- EXERCISE
Give every line of the data again, unchanged, but with no pictures.

- DATASET CONTENT
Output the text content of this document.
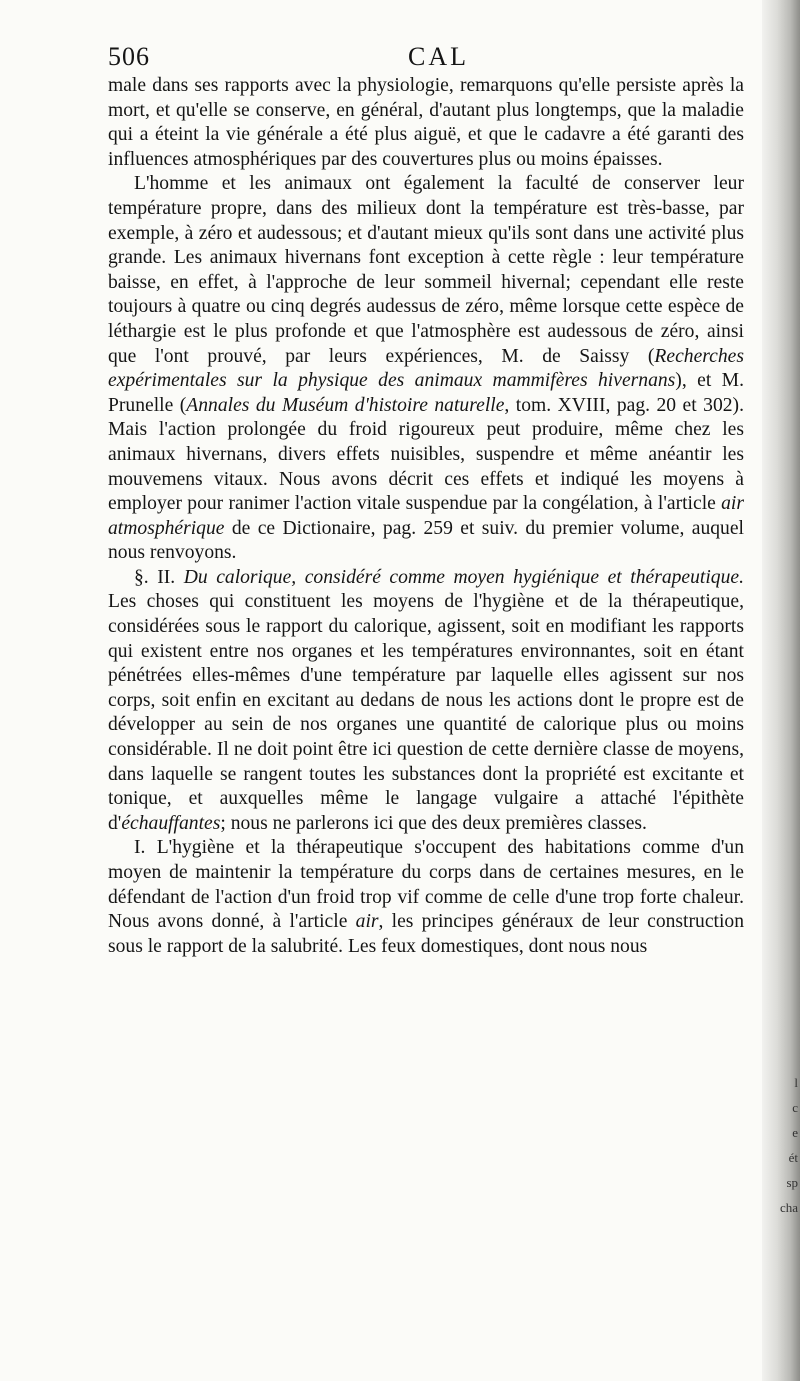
l
c
e
ét
sp
cha
506	CAL

male dans ses rapports avec la physiologie, remarquons qu'elle persiste après la mort, et qu'elle se conserve, en général, d'autant plus longtemps, que la maladie qui a éteint la vie générale a été plus aiguë, et que le cadavre a été garanti des influences atmosphériques par des couvertures plus ou moins épaisses.

L'homme et les animaux ont également la faculté de conserver leur température propre, dans des milieux dont la température est très-basse, par exemple, à zéro et audessous; et d'autant mieux qu'ils sont dans une activité plus grande. Les animaux hivernans font exception à cette règle : leur température baisse, en effet, à l'approche de leur sommeil hivernal; cependant elle reste toujours à quatre ou cinq degrés audessus de zéro, même lorsque cette espèce de léthargie est le plus profonde et que l'atmosphère est audessous de zéro, ainsi que l'ont prouvé, par leurs expériences, M. de Saissy (Recherches expérimentales sur la physique des animaux mammifères hivernans), et M. Prunelle (Annales du Muséum d'histoire naturelle, tom. XVIII, pag. 20 et 302). Mais l'action prolongée du froid rigoureux peut produire, même chez les animaux hivernans, divers effets nuisibles, suspendre et même anéantir les mouvemens vitaux. Nous avons décrit ces effets et indiqué les moyens à employer pour ranimer l'action vitale suspendue par la congélation, à l'article air atmosphérique de ce Dictionaire, pag. 259 et suiv. du premier volume, auquel nous renvoyons.

§. II. Du calorique, considéré comme moyen hygiénique et thérapeutique. Les choses qui constituent les moyens de l'hygiène et de la thérapeutique, considérées sous le rapport du calorique, agissent, soit en modifiant les rapports qui existent entre nos organes et les températures environnantes, soit en étant pénétrées elles-mêmes d'une température par laquelle elles agissent sur nos corps, soit enfin en excitant au dedans de nous les actions dont le propre est de développer au sein de nos organes une quantité de calorique plus ou moins considérable. Il ne doit point être ici question de cette dernière classe de moyens, dans laquelle se rangent toutes les substances dont la propriété est excitante et tonique, et auxquelles même le langage vulgaire a attaché l'épithète d'échauffantes; nous ne parlerons ici que des deux premières classes.

I. L'hygiène et la thérapeutique s'occupent des habitations comme d'un moyen de maintenir la température du corps dans de certaines mesures, en le défendant de l'action d'un froid trop vif comme de celle d'une trop forte chaleur. Nous avons donné, à l'article air, les principes généraux de leur construction sous le rapport de la salubrité. Les feux domestiques, dont nous nous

- EXERCISE RESULT
Output the text content of this document.
l
c
e
ét
sp
cha
506	CAL

male dans ses rapports avec la physiologie, remarquons qu'elle persiste après la mort, et qu'elle se conserve, en général, d'autant plus longtemps, que la maladie qui a éteint la vie générale a été plus aiguë, et que le cadavre a été garanti des influences atmosphériques par des couvertures plus ou moins épaisses.

L'homme et les animaux ont également la faculté de conserver leur température propre, dans des milieux dont la température est très-basse, par exemple, à zéro et audessous; et d'autant mieux qu'ils sont dans une activité plus grande. Les animaux hivernans font exception à cette règle : leur température baisse, en effet, à l'approche de leur sommeil hivernal; cependant elle reste toujours à quatre ou cinq degrés audessus de zéro, même lorsque cette espèce de léthargie est le plus profonde et que l'atmosphère est audessous de zéro, ainsi que l'ont prouvé, par leurs expériences, M. de Saissy (Recherches expérimentales sur la physique des animaux mammifères hivernans), et M. Prunelle (Annales du Muséum d'histoire naturelle, tom. XVIII, pag. 20 et 302). Mais l'action prolongée du froid rigoureux peut produire, même chez les animaux hivernans, divers effets nuisibles, suspendre et même anéantir les mouvemens vitaux. Nous avons décrit ces effets et indiqué les moyens à employer pour ranimer l'action vitale suspendue par la congélation, à l'article air atmosphérique de ce Dictionaire, pag. 259 et suiv. du premier volume, auquel nous renvoyons.

§. II. Du calorique, considéré comme moyen hygiénique et thérapeutique. Les choses qui constituent les moyens de l'hygiène et de la thérapeutique, considérées sous le rapport du calorique, agissent, soit en modifiant les rapports qui existent entre nos organes et les températures environnantes, soit en étant pénétrées elles-mêmes d'une température par laquelle elles agissent sur nos corps, soit enfin en excitant au dedans de nous les actions dont le propre est de développer au sein de nos organes une quantité de calorique plus ou moins considérable. Il ne doit point être ici question de cette dernière classe de moyens, dans laquelle se rangent toutes les substances dont la propriété est excitante et tonique, et auxquelles même le langage vulgaire a attaché l'épithète d'échauffantes; nous ne parlerons ici que des deux premières classes.

I. L'hygiène et la thérapeutique s'occupent des habitations comme d'un moyen de maintenir la température du corps dans de certaines mesures, en le défendant de l'action d'un froid trop vif comme de celle d'une trop forte chaleur. Nous avons donné, à l'article air, les principes généraux de leur construction sous le rapport de la salubrité. Les feux domestiques, dont nous nous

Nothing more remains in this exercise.